[Dataset items]

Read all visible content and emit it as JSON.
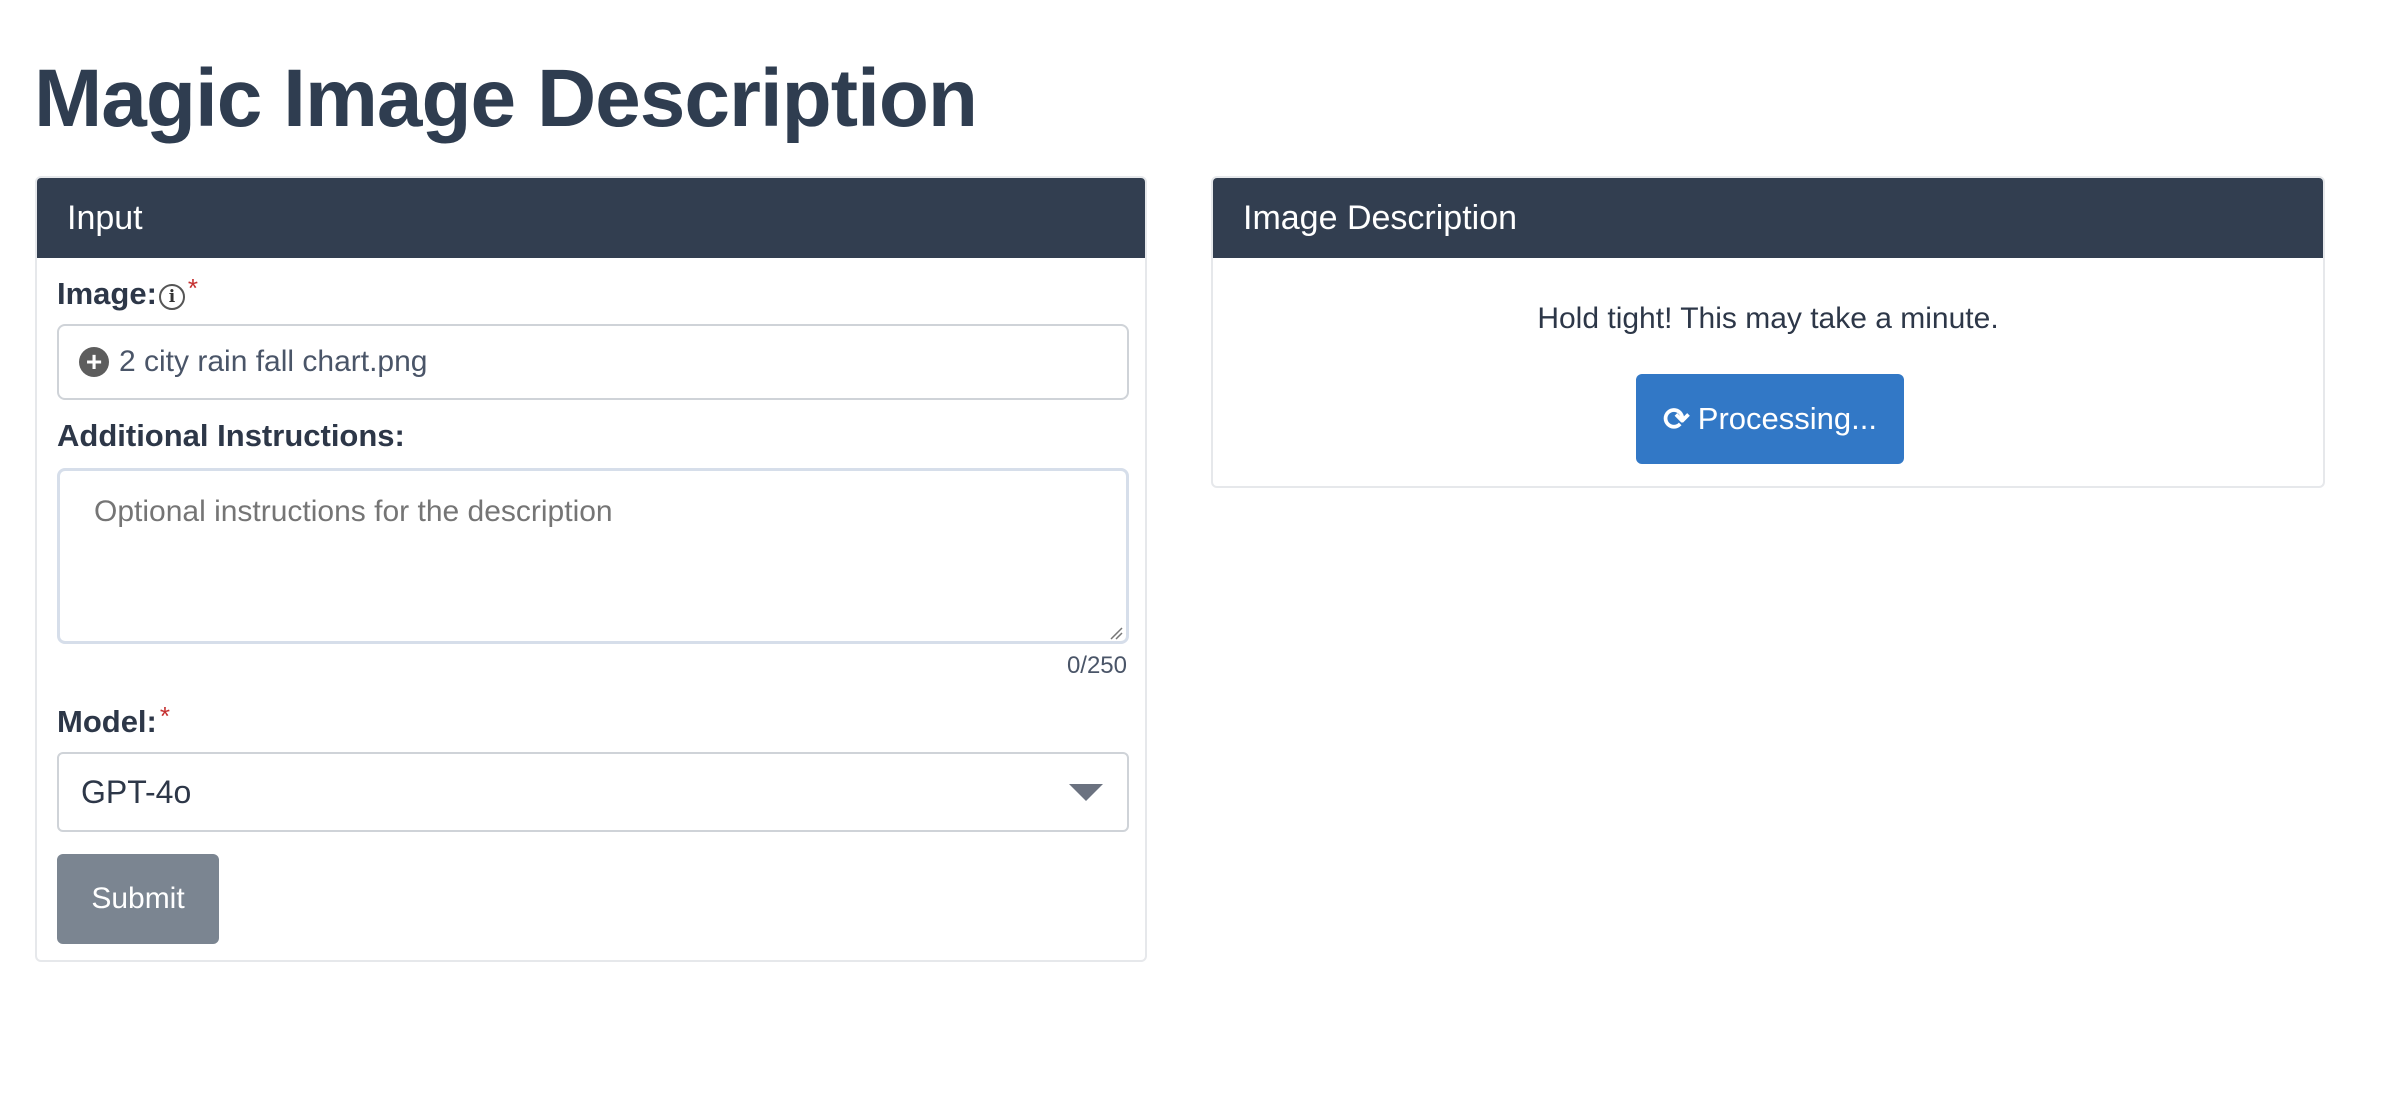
{
  "page": {
    "title": "Magic Image Description"
  },
  "input_panel": {
    "header": "Input",
    "image_label": "Image:",
    "image_required": "*",
    "image_info_icon": "info-icon",
    "file_icon": "plus-circle-icon",
    "file_name": "2 city rain fall chart.png",
    "instructions_label": "Additional Instructions:",
    "instructions_value": "",
    "instructions_placeholder": "Optional instructions for the description",
    "char_count": "0/250",
    "model_label": "Model:",
    "model_required": "*",
    "model_selected": "GPT-4o",
    "submit_label": "Submit"
  },
  "description_panel": {
    "header": "Image Description",
    "status_text": "Hold tight! This may take a minute.",
    "processing_icon": "refresh-icon",
    "processing_label": "Processing..."
  },
  "colors": {
    "header_bg": "#323e50",
    "processing_button": "#3278c6",
    "submit_button": "#7b8591",
    "required_star": "#c53030"
  }
}
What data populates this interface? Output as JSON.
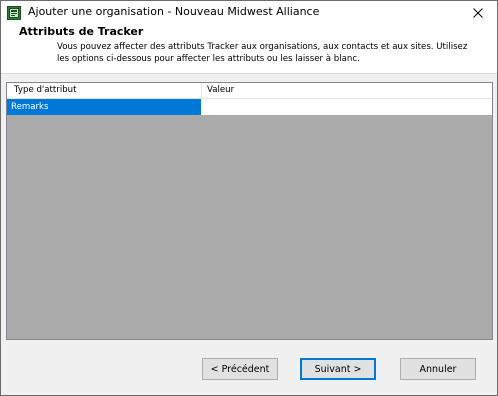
{
  "window": {
    "title": "Ajouter une organisation - Nouveau Midwest Alliance",
    "close_glyph": "✕"
  },
  "header": {
    "title": "Attributs de Tracker",
    "description": "Vous pouvez affecter des attributs Tracker aux organisations, aux contacts et aux sites. Utilisez les options ci-dessous pour affecter les attributs ou les laisser à blanc."
  },
  "grid": {
    "columns": [
      "Type d'attribut",
      "Valeur"
    ],
    "rows": [
      {
        "type": "Remarks",
        "value": ""
      }
    ]
  },
  "buttons": {
    "prev": "< Précédent",
    "next": "Suivant >",
    "cancel": "Annuler"
  },
  "colors": {
    "selection": "#0078d7",
    "grid_background": "#ababab",
    "dialog_background": "#f0f0f0"
  },
  "icons": {
    "app": "app-window-icon",
    "close": "close-icon"
  }
}
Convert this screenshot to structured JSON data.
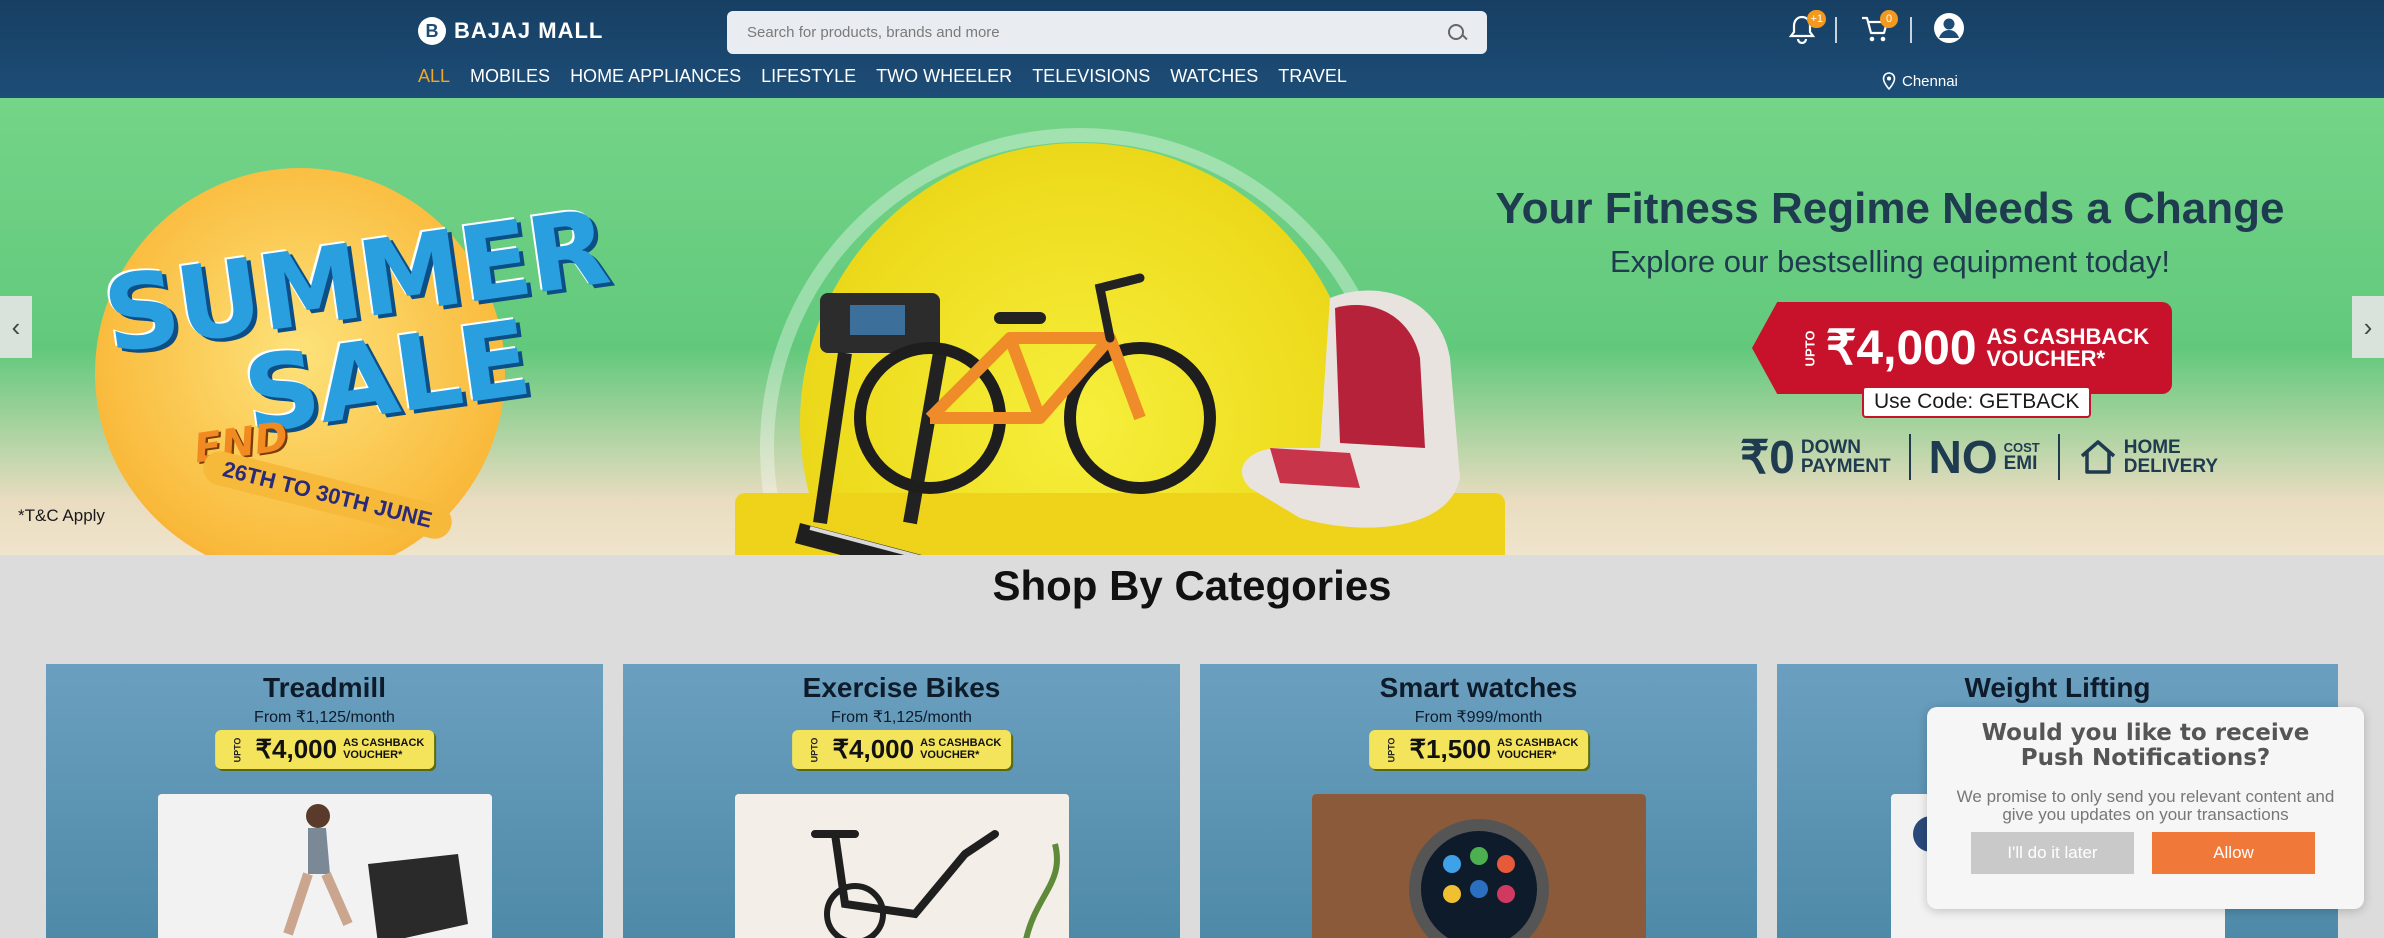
{
  "header": {
    "logo_mark": "B",
    "logo_text": "BAJAJ MALL",
    "search_placeholder": "Search for products, brands and more",
    "notifications_badge": "+1",
    "cart_badge": "0",
    "location": "Chennai"
  },
  "nav": {
    "items": [
      "ALL",
      "MOBILES",
      "HOME APPLIANCES",
      "LIFESTYLE",
      "TWO WHEELER",
      "TELEVISIONS",
      "WATCHES",
      "TRAVEL"
    ],
    "active_index": 0
  },
  "banner": {
    "sale_title": "SUMMER",
    "sale_title_2": "SALE",
    "sale_end": "END",
    "sale_dates": "26TH TO 30TH JUNE",
    "tnc": "*T&C Apply",
    "headline": "Your Fitness Regime Needs a Change",
    "subline": "Explore our bestselling equipment today!",
    "voucher_upto": "UPTO",
    "voucher_amount": "₹4,000",
    "voucher_text_1": "AS CASHBACK",
    "voucher_text_2": "VOUCHER*",
    "code": "Use Code: GETBACK",
    "perk_1_big": "₹0",
    "perk_1_small_1": "DOWN",
    "perk_1_small_2": "PAYMENT",
    "perk_2_big": "NO",
    "perk_2_small_1": "COST",
    "perk_2_small_2": "EMI",
    "perk_3_small_1": "HOME",
    "perk_3_small_2": "DELIVERY",
    "prev_glyph": "‹",
    "next_glyph": "›"
  },
  "categories": {
    "title": "Shop By Categories",
    "cards": [
      {
        "name": "Treadmill",
        "price": "From ₹1,125/month",
        "upto": "UPTO",
        "amount": "₹4,000",
        "v1": "AS CASHBACK",
        "v2": "VOUCHER*"
      },
      {
        "name": "Exercise Bikes",
        "price": "From ₹1,125/month",
        "upto": "UPTO",
        "amount": "₹4,000",
        "v1": "AS CASHBACK",
        "v2": "VOUCHER*"
      },
      {
        "name": "Smart watches",
        "price": "From ₹999/month",
        "upto": "UPTO",
        "amount": "₹1,500",
        "v1": "AS CASHBACK",
        "v2": "VOUCHER*"
      },
      {
        "name": "Weight Lifting"
      }
    ]
  },
  "push_prompt": {
    "title": "Would you like to receive Push Notifications?",
    "body": "We promise to only send you relevant content and give you updates on your transactions",
    "later": "I'll do it later",
    "allow": "Allow"
  },
  "colors": {
    "header_bg": "#1d4d77",
    "active_nav": "#f5a623",
    "badge": "#f39a1e",
    "allow_button": "#f0793a",
    "voucher_red": "#c8122b"
  }
}
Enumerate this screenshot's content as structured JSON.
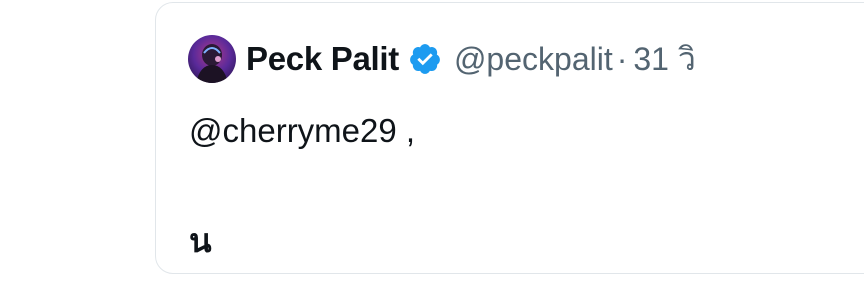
{
  "tweet": {
    "author": {
      "display_name": "Peck Palit",
      "handle": "@peckpalit",
      "avatar_icon": "avatar-image",
      "verified_icon": "verified-badge-icon",
      "verified_color": "#1d9bf0"
    },
    "separator": "·",
    "time": "31 วิ",
    "text_lines": [
      "@cherryme29 ,",
      "น"
    ]
  },
  "colors": {
    "name_text": "#0f1419",
    "secondary_text": "#536471",
    "border": "#e1e6ea"
  }
}
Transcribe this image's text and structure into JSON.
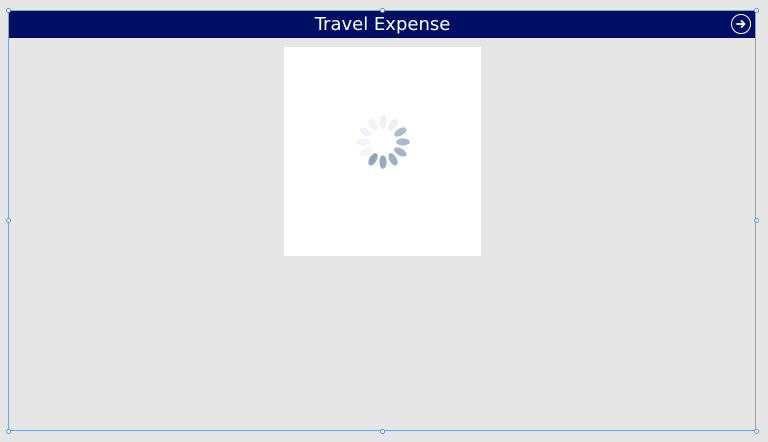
{
  "app": {
    "title": "Travel Expense"
  },
  "header": {
    "background_color": "#000f63",
    "next_icon": "arrow-right-circle-icon"
  },
  "content": {
    "state": "loading",
    "spinner_icon": "loading-spinner-icon"
  },
  "colors": {
    "canvas": "#e6e6e6",
    "card": "#ffffff",
    "selection": "#7aa7d6",
    "spinner_dark": "#8fa6bd",
    "spinner_light": "#e3e9ef"
  }
}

SET EXERCISE: Retype the entries word for word. Omit any images.

WRITTEN SOLUTION:
Read all visible content and emit it as JSON.
{
  "page": {
    "title": "Magic Image Description"
  },
  "input_panel": {
    "header": "Input",
    "image_label": "Image:",
    "image_required": "*",
    "image_info_icon": "info-icon",
    "file_icon": "plus-circle-icon",
    "file_name": "2 city rain fall chart.png",
    "instructions_label": "Additional Instructions:",
    "instructions_value": "",
    "instructions_placeholder": "Optional instructions for the description",
    "char_count": "0/250",
    "model_label": "Model:",
    "model_required": "*",
    "model_selected": "GPT-4o",
    "submit_label": "Submit"
  },
  "description_panel": {
    "header": "Image Description",
    "status_text": "Hold tight! This may take a minute.",
    "processing_icon": "refresh-icon",
    "processing_label": "Processing..."
  },
  "colors": {
    "header_bg": "#323e50",
    "processing_button": "#3278c6",
    "submit_button": "#7b8591",
    "required_star": "#c53030"
  }
}
What data populates this interface? Output as JSON.
{
  "window": {
    "title": "Ajouter une organisation - Nouveau Midwest Alliance",
    "close_glyph": "✕"
  },
  "header": {
    "title": "Attributs de Tracker",
    "description": "Vous pouvez affecter des attributs Tracker aux organisations, aux contacts et aux sites. Utilisez les options ci-dessous pour affecter les attributs ou les laisser à blanc."
  },
  "grid": {
    "columns": [
      "Type d'attribut",
      "Valeur"
    ],
    "rows": [
      {
        "type": "Remarks",
        "value": ""
      }
    ]
  },
  "buttons": {
    "prev": "< Précédent",
    "next": "Suivant >",
    "cancel": "Annuler"
  },
  "colors": {
    "selection": "#0078d7",
    "grid_background": "#ababab",
    "dialog_background": "#f0f0f0"
  },
  "icons": {
    "app": "app-window-icon",
    "close": "close-icon"
  }
}
Convert this screenshot to structured JSON data.
{
  "header": {
    "logo_mark": "B",
    "logo_text": "BAJAJ MALL",
    "search_placeholder": "Search for products, brands and more",
    "notifications_badge": "+1",
    "cart_badge": "0",
    "location": "Chennai"
  },
  "nav": {
    "items": [
      "ALL",
      "MOBILES",
      "HOME APPLIANCES",
      "LIFESTYLE",
      "TWO WHEELER",
      "TELEVISIONS",
      "WATCHES",
      "TRAVEL"
    ],
    "active_index": 0
  },
  "banner": {
    "sale_title": "SUMMER",
    "sale_title_2": "SALE",
    "sale_end": "END",
    "sale_dates": "26TH TO 30TH JUNE",
    "tnc": "*T&C Apply",
    "headline": "Your Fitness Regime Needs a Change",
    "subline": "Explore our bestselling equipment today!",
    "voucher_upto": "UPTO",
    "voucher_amount": "₹4,000",
    "voucher_text_1": "AS CASHBACK",
    "voucher_text_2": "VOUCHER*",
    "code": "Use Code: GETBACK",
    "perk_1_big": "₹0",
    "perk_1_small_1": "DOWN",
    "perk_1_small_2": "PAYMENT",
    "perk_2_big": "NO",
    "perk_2_small_1": "COST",
    "perk_2_small_2": "EMI",
    "perk_3_small_1": "HOME",
    "perk_3_small_2": "DELIVERY",
    "prev_glyph": "‹",
    "next_glyph": "›"
  },
  "categories": {
    "title": "Shop By Categories",
    "cards": [
      {
        "name": "Treadmill",
        "price": "From ₹1,125/month",
        "upto": "UPTO",
        "amount": "₹4,000",
        "v1": "AS CASHBACK",
        "v2": "VOUCHER*"
      },
      {
        "name": "Exercise Bikes",
        "price": "From ₹1,125/month",
        "upto": "UPTO",
        "amount": "₹4,000",
        "v1": "AS CASHBACK",
        "v2": "VOUCHER*"
      },
      {
        "name": "Smart watches",
        "price": "From ₹999/month",
        "upto": "UPTO",
        "amount": "₹1,500",
        "v1": "AS CASHBACK",
        "v2": "VOUCHER*"
      },
      {
        "name": "Weight Lifting"
      }
    ]
  },
  "push_prompt": {
    "title": "Would you like to receive Push Notifications?",
    "body": "We promise to only send you relevant content and give you updates on your transactions",
    "later": "I'll do it later",
    "allow": "Allow"
  },
  "colors": {
    "header_bg": "#1d4d77",
    "active_nav": "#f5a623",
    "badge": "#f39a1e",
    "allow_button": "#f0793a",
    "voucher_red": "#c8122b"
  }
}
Enumerate this screenshot's content as structured JSON.
{
  "tweet": {
    "author": {
      "display_name": "Peck Palit",
      "handle": "@peckpalit",
      "avatar_icon": "avatar-image",
      "verified_icon": "verified-badge-icon",
      "verified_color": "#1d9bf0"
    },
    "separator": "·",
    "time": "31 วิ",
    "text_lines": [
      "@cherryme29 ,",
      "น"
    ]
  },
  "colors": {
    "name_text": "#0f1419",
    "secondary_text": "#536471",
    "border": "#e1e6ea"
  }
}
Transcribe this image's text and structure into JSON.
{
  "app": {
    "title": "Travel Expense"
  },
  "header": {
    "background_color": "#000f63",
    "next_icon": "arrow-right-circle-icon"
  },
  "content": {
    "state": "loading",
    "spinner_icon": "loading-spinner-icon"
  },
  "colors": {
    "canvas": "#e6e6e6",
    "card": "#ffffff",
    "selection": "#7aa7d6",
    "spinner_dark": "#8fa6bd",
    "spinner_light": "#e3e9ef"
  }
}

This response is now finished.